__GIVEN INSTRUCTION__
Transcribe the records below exactly as they appear.
::::::
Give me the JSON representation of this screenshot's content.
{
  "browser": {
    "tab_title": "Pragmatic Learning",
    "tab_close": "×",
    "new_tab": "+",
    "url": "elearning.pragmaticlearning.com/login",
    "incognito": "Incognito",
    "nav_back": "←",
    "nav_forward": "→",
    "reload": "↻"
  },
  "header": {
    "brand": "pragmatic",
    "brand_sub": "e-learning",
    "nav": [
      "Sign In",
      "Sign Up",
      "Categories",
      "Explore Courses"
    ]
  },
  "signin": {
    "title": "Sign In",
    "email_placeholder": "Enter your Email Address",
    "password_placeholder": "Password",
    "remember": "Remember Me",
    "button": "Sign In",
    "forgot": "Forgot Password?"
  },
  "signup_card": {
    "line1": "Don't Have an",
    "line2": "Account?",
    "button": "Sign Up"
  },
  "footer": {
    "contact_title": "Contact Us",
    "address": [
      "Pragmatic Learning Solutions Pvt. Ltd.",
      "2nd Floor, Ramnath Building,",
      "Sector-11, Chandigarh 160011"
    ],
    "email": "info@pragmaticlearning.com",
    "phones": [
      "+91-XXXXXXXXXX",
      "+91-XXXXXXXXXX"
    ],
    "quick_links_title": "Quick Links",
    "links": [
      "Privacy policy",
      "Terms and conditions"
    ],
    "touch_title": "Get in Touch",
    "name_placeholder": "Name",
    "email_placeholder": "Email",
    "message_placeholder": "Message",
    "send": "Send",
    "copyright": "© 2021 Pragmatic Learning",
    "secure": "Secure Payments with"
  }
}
::::::
__COMPLETE OUTPUT__
Give me the JSON representation of this screenshot's content.
{
  "browser": {
    "tab_title": "Pragmatic Learning",
    "tab_close": "×",
    "new_tab": "+",
    "url": "elearning.pragmaticlearning.com/login",
    "incognito": "Incognito",
    "nav_back": "←",
    "nav_forward": "→",
    "reload": "↻"
  },
  "header": {
    "brand": "pragmatic",
    "brand_sub": "e-learning",
    "nav": [
      "Sign In",
      "Sign Up",
      "Categories",
      "Explore Courses"
    ]
  },
  "signin": {
    "title": "Sign In",
    "email_placeholder": "Enter your Email Address",
    "password_placeholder": "Password",
    "remember": "Remember Me",
    "button": "Sign In",
    "forgot": "Forgot Password?"
  },
  "signup_card": {
    "line1": "Don't Have an",
    "line2": "Account?",
    "button": "Sign Up"
  },
  "footer": {
    "contact_title": "Contact Us",
    "address": [
      "Pragmatic Learning Solutions Pvt. Ltd.",
      "2nd Floor, Ramnath Building,",
      "Sector-11, Chandigarh 160011"
    ],
    "email": "info@pragmaticlearning.com",
    "phones": [
      "+91-XXXXXXXXXX",
      "+91-XXXXXXXXXX"
    ],
    "quick_links_title": "Quick Links",
    "links": [
      "Privacy policy",
      "Terms and conditions"
    ],
    "touch_title": "Get in Touch",
    "name_placeholder": "Name",
    "email_placeholder": "Email",
    "message_placeholder": "Message",
    "send": "Send",
    "copyright": "© 2021 Pragmatic Learning",
    "secure": "Secure Payments with"
  }
}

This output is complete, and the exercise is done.